### What the task requires:
Give only the number of lines below that contain the word "ละเอ".

>> START

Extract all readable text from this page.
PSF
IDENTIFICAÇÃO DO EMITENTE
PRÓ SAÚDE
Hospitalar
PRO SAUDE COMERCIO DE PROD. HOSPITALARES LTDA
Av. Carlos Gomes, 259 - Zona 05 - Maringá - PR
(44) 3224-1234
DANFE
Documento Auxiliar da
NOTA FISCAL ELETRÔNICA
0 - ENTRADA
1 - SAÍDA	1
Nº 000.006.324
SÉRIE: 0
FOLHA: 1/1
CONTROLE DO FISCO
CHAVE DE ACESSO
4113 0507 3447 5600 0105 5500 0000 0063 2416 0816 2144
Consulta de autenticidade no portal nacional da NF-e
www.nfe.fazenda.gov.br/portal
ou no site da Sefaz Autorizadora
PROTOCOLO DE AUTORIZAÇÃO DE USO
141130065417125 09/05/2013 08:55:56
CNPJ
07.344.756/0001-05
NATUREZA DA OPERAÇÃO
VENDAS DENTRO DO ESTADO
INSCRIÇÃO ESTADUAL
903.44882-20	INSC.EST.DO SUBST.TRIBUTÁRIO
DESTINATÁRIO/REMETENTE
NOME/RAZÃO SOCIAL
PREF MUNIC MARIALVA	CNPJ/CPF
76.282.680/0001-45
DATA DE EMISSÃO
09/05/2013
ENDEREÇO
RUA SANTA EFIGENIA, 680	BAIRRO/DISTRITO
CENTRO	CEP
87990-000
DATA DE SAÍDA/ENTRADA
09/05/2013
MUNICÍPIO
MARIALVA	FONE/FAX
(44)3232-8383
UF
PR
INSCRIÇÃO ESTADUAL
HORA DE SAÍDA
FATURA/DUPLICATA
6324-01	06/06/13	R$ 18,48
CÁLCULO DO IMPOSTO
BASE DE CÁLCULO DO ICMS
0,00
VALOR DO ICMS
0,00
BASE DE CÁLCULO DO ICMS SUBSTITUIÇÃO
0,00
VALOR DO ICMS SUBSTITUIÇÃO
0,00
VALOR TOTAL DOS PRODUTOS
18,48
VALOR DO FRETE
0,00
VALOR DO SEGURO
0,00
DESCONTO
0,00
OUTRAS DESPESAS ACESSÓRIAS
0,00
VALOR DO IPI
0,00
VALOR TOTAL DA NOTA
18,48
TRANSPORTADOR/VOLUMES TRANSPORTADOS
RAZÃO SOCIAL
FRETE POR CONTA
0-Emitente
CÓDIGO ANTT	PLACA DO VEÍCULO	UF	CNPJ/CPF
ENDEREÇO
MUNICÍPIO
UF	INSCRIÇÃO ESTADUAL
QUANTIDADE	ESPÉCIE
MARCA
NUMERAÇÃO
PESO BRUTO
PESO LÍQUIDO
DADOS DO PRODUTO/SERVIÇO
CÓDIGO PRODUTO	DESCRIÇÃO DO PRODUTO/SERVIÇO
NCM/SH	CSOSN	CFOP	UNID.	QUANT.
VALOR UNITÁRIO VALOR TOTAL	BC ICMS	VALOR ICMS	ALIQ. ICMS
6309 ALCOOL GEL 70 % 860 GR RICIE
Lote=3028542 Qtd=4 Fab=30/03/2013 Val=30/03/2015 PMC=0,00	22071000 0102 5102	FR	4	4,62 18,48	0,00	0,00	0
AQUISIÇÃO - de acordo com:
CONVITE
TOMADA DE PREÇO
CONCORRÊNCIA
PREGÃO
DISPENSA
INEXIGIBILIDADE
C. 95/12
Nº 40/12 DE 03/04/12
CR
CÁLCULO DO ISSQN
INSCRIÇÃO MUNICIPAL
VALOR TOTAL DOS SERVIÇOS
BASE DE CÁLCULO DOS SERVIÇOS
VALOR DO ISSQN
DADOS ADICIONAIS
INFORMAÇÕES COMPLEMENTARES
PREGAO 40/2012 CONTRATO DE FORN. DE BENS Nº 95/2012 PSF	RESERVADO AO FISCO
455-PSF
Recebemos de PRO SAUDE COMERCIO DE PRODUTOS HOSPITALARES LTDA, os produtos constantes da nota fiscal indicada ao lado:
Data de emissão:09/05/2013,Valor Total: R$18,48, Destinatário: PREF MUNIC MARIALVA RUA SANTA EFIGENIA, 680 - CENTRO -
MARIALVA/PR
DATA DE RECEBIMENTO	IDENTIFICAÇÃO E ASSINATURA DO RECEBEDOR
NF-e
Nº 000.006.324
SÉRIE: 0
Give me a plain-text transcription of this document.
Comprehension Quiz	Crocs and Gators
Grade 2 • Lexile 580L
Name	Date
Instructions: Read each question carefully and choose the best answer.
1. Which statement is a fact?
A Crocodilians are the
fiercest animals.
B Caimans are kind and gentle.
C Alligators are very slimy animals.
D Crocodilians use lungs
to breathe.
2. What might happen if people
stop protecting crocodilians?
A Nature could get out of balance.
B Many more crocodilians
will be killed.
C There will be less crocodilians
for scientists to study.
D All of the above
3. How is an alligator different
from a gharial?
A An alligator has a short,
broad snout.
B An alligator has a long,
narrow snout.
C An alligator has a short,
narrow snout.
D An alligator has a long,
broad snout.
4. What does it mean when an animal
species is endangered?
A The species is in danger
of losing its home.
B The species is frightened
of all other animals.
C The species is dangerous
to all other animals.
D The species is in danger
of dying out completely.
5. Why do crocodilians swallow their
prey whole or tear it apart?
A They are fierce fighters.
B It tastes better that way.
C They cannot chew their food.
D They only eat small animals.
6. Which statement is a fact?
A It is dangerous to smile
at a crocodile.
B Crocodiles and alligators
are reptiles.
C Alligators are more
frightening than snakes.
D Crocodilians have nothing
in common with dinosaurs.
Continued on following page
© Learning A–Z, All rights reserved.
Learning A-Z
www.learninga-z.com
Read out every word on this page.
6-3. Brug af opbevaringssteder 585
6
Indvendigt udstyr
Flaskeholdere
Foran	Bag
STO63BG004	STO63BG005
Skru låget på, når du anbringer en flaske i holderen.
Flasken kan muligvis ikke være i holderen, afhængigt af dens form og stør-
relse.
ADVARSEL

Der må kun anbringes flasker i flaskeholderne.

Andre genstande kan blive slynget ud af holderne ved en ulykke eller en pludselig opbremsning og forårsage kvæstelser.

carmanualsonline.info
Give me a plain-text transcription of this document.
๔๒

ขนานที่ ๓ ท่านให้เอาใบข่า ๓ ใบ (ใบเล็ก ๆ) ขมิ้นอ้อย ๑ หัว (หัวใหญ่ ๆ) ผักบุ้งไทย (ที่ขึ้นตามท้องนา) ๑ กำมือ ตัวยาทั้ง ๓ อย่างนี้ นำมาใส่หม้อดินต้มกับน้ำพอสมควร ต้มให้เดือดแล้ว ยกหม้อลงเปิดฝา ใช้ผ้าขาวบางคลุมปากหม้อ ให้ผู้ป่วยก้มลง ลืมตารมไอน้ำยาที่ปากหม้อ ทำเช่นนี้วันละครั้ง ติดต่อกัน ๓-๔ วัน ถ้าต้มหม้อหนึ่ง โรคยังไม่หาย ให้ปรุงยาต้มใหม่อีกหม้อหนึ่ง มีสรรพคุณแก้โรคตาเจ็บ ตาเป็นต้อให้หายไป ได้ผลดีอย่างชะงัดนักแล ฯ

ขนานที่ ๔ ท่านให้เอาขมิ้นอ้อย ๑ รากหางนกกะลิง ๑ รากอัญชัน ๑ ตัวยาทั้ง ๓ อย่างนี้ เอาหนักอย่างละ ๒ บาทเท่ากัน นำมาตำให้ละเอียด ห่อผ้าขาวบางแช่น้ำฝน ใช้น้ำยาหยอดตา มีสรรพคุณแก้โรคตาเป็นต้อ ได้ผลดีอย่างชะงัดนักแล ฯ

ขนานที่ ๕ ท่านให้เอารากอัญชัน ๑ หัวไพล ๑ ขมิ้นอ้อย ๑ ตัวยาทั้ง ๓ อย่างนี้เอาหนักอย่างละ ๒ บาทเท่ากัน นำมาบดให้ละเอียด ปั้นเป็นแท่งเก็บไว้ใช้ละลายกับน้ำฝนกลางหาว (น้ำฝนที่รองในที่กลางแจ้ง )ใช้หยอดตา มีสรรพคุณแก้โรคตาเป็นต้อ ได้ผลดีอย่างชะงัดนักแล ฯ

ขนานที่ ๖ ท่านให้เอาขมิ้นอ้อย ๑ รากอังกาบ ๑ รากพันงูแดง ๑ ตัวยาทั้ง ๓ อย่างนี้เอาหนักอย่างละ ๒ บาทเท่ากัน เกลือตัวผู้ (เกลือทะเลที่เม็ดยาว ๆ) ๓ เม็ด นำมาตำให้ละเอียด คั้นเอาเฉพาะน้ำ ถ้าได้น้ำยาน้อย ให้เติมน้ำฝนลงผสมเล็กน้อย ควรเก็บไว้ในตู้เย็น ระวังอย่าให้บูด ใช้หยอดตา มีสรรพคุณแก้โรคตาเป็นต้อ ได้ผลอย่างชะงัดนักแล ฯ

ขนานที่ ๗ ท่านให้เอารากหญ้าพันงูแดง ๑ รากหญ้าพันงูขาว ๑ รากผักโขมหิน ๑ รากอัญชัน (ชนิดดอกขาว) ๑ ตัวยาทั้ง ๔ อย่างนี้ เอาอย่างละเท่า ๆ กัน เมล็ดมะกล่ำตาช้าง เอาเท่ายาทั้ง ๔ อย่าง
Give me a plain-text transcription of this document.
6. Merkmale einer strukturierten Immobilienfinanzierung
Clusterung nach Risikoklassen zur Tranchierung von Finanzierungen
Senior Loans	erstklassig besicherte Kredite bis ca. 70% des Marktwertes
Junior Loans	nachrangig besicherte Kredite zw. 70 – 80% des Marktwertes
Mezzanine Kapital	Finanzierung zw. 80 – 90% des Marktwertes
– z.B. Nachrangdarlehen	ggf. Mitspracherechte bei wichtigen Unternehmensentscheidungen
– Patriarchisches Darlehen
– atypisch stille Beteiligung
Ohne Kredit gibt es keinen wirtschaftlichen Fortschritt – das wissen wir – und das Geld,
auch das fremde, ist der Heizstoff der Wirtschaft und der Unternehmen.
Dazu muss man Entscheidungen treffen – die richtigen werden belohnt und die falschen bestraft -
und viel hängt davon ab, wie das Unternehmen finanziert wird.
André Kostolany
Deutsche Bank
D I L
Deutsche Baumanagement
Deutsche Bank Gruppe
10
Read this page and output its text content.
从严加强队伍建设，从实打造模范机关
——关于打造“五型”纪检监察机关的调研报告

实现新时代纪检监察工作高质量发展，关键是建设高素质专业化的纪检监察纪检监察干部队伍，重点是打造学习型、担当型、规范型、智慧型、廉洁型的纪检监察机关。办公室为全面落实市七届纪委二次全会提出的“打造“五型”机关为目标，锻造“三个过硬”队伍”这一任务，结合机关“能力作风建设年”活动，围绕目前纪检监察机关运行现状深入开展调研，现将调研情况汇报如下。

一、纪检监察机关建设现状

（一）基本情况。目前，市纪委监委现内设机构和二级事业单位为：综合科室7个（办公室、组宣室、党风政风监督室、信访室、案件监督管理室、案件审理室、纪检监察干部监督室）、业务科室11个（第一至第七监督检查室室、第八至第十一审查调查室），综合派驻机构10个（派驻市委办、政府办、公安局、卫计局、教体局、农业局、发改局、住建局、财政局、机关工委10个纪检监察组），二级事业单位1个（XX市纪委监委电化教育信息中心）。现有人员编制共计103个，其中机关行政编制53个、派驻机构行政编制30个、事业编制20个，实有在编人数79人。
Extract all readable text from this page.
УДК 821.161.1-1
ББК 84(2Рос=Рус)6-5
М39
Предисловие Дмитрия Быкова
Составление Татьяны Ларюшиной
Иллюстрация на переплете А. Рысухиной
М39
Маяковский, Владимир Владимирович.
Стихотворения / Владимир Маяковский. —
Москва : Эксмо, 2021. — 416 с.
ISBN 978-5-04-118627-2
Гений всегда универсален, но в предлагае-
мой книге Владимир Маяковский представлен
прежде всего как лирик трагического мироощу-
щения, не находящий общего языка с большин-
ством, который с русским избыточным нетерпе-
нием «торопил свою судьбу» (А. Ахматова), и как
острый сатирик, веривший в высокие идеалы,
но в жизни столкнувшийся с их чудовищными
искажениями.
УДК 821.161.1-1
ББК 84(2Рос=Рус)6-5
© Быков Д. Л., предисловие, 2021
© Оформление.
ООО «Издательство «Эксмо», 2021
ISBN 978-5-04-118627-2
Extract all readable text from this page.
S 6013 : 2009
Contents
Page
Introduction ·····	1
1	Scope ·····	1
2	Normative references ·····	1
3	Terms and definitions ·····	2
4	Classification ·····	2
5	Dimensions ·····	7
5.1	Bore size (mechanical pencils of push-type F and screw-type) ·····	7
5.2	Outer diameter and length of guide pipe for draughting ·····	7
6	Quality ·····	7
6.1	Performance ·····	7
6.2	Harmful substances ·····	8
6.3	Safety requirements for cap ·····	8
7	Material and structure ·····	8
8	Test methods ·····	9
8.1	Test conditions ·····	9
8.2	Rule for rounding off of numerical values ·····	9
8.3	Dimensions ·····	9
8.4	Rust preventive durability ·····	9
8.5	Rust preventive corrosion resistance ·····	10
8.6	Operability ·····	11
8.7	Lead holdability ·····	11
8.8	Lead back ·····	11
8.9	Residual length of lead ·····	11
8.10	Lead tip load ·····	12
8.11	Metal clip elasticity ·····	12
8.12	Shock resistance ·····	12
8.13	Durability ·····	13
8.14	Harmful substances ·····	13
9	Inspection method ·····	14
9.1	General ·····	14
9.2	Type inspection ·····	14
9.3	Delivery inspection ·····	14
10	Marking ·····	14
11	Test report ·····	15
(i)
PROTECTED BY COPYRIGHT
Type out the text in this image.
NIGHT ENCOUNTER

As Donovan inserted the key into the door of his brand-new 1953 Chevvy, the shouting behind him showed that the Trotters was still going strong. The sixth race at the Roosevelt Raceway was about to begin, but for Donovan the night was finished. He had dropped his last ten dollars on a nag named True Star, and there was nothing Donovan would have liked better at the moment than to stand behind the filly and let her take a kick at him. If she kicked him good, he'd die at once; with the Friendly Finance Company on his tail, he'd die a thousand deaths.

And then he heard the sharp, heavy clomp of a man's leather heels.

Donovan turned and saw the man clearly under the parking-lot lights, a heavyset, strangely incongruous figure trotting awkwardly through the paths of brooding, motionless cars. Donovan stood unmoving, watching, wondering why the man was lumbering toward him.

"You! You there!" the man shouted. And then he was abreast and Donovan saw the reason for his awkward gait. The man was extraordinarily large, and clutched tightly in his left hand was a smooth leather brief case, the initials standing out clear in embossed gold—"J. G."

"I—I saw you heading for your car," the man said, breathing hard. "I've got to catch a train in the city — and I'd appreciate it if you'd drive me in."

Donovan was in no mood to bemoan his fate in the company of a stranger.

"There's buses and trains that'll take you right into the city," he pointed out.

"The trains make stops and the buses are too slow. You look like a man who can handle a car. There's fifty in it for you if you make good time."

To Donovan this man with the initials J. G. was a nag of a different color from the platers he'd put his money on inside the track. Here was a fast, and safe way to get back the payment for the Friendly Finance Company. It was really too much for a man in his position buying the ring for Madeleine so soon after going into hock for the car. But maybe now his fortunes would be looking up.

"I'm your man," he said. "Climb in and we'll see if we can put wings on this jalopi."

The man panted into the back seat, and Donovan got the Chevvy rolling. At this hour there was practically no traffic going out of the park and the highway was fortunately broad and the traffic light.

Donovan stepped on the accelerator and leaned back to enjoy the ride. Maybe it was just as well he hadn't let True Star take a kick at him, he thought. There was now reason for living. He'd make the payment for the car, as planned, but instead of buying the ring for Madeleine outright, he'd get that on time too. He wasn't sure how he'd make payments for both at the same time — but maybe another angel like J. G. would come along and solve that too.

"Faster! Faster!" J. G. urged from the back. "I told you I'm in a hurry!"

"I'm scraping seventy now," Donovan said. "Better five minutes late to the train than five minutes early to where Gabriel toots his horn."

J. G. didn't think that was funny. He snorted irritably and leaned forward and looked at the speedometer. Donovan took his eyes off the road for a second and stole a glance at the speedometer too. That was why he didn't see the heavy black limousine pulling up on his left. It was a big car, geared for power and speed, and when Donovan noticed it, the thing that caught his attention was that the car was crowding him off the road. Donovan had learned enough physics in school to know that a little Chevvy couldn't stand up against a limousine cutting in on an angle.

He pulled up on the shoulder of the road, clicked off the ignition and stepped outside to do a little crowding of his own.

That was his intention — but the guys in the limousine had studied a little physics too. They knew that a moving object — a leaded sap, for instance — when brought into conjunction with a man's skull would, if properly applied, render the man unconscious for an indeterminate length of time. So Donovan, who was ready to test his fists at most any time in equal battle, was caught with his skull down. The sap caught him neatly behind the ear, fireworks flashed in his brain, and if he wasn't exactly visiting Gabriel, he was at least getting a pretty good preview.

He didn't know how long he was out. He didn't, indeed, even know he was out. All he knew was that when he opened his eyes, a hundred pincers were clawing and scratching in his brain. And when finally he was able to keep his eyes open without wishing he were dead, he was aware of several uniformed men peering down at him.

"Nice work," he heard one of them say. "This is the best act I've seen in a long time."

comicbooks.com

>> END

### Task response:
3